>>>

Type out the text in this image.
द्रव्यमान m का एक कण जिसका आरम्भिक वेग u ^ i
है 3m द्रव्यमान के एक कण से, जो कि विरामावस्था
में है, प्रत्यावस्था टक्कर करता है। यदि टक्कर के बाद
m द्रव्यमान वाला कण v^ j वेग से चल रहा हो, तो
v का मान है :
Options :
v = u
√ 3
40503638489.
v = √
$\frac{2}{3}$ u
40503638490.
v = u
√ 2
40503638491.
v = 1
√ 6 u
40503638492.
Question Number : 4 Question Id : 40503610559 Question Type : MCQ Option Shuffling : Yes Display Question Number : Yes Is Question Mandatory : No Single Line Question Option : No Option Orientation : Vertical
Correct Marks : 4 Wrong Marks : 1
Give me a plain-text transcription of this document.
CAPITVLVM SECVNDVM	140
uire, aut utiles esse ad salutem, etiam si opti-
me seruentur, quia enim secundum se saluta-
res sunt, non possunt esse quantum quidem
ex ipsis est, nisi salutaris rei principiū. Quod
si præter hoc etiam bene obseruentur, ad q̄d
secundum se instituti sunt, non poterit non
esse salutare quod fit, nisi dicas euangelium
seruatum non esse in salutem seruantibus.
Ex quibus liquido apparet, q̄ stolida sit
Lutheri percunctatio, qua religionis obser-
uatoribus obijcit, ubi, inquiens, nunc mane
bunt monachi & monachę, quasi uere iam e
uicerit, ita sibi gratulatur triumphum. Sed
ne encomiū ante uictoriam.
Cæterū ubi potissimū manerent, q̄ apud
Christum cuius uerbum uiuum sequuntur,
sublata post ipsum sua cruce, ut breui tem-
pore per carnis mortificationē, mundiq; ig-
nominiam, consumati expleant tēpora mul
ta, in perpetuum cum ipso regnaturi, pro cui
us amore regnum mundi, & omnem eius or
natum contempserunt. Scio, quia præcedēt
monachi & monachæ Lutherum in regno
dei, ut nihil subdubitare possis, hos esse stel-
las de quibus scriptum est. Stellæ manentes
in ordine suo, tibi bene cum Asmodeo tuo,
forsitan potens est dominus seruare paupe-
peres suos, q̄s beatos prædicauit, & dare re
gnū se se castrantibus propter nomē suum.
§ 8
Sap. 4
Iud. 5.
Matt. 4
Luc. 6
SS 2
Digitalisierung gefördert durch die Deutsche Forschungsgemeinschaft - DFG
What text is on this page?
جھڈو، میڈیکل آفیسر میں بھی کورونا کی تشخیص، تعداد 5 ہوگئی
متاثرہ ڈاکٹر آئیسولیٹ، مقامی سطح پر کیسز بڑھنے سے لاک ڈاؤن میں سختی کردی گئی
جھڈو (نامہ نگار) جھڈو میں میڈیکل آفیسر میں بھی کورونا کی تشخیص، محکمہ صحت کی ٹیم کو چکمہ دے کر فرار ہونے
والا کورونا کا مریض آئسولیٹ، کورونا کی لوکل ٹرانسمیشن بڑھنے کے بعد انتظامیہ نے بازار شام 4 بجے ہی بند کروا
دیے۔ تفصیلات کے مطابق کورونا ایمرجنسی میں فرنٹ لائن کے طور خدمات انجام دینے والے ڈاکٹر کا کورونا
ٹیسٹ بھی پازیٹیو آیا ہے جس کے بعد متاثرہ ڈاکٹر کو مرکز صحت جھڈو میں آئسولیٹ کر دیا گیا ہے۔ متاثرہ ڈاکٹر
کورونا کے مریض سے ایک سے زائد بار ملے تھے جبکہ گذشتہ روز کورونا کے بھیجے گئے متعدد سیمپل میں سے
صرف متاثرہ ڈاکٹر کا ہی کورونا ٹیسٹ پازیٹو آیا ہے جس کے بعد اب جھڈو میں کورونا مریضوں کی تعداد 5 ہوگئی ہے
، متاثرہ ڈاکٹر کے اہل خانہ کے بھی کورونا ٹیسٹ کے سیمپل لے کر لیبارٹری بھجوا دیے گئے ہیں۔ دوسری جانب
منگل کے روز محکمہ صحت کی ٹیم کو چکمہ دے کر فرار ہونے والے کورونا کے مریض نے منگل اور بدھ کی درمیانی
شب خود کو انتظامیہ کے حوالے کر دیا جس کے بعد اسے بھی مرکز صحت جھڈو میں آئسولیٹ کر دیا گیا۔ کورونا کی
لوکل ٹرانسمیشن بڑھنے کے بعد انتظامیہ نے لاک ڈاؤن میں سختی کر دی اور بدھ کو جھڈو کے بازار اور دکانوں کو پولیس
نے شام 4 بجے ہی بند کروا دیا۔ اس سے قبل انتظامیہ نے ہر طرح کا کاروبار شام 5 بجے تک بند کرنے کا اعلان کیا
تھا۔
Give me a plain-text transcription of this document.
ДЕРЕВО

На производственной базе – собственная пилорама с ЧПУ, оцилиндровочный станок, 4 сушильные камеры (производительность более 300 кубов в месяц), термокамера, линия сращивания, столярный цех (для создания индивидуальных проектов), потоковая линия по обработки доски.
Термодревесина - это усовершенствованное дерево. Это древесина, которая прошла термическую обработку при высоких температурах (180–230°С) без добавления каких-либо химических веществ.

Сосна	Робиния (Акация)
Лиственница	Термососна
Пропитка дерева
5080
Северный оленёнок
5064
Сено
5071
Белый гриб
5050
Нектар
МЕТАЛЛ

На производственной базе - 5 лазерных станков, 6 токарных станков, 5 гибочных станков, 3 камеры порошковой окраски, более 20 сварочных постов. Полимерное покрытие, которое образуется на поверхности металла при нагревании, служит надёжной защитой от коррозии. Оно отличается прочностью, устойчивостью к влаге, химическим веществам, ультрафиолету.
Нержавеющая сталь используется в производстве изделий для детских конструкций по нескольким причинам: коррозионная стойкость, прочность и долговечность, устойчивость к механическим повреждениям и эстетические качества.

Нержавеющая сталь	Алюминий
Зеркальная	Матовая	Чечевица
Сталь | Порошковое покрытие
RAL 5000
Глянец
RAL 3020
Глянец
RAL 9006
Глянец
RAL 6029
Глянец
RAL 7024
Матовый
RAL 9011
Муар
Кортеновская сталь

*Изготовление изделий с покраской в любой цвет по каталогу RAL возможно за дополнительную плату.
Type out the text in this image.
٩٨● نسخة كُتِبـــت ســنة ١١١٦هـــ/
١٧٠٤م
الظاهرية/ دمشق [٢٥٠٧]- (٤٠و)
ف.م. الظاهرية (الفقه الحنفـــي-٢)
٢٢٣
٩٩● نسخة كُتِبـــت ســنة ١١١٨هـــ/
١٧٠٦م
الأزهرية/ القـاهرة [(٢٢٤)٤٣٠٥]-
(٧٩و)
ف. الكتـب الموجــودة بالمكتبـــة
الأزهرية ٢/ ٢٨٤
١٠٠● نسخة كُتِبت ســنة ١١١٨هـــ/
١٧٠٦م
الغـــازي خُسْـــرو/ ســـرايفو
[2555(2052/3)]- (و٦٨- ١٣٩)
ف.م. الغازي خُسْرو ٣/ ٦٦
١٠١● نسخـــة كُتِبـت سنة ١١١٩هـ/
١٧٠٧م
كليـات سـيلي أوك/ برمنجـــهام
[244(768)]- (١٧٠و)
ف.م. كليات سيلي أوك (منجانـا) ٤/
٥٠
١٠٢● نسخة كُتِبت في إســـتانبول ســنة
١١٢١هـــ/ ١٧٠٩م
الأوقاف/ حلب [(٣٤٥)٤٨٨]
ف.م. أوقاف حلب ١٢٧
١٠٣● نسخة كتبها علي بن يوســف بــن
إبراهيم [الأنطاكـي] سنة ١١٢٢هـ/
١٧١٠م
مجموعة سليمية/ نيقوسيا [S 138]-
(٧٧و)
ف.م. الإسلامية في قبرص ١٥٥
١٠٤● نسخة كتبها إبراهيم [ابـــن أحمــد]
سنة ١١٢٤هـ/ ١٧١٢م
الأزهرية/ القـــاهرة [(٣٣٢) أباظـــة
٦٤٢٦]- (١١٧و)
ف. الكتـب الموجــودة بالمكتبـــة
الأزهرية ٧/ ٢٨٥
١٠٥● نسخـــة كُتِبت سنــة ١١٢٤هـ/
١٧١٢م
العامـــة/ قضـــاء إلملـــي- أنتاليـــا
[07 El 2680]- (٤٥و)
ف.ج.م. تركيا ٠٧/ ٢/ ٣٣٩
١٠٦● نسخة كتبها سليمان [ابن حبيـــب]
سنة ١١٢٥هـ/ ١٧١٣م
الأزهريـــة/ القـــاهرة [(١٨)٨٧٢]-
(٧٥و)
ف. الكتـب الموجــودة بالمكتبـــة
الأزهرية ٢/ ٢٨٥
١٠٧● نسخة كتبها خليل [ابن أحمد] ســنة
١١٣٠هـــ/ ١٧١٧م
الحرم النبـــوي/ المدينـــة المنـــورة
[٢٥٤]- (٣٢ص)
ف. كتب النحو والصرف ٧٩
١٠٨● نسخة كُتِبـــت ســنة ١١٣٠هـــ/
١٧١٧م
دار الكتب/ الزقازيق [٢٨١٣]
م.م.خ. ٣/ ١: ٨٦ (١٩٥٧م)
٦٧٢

<<<

[Task requirements] What is the number of lines that contain "базе"? Reply with that number alone.

[Exercise result] 2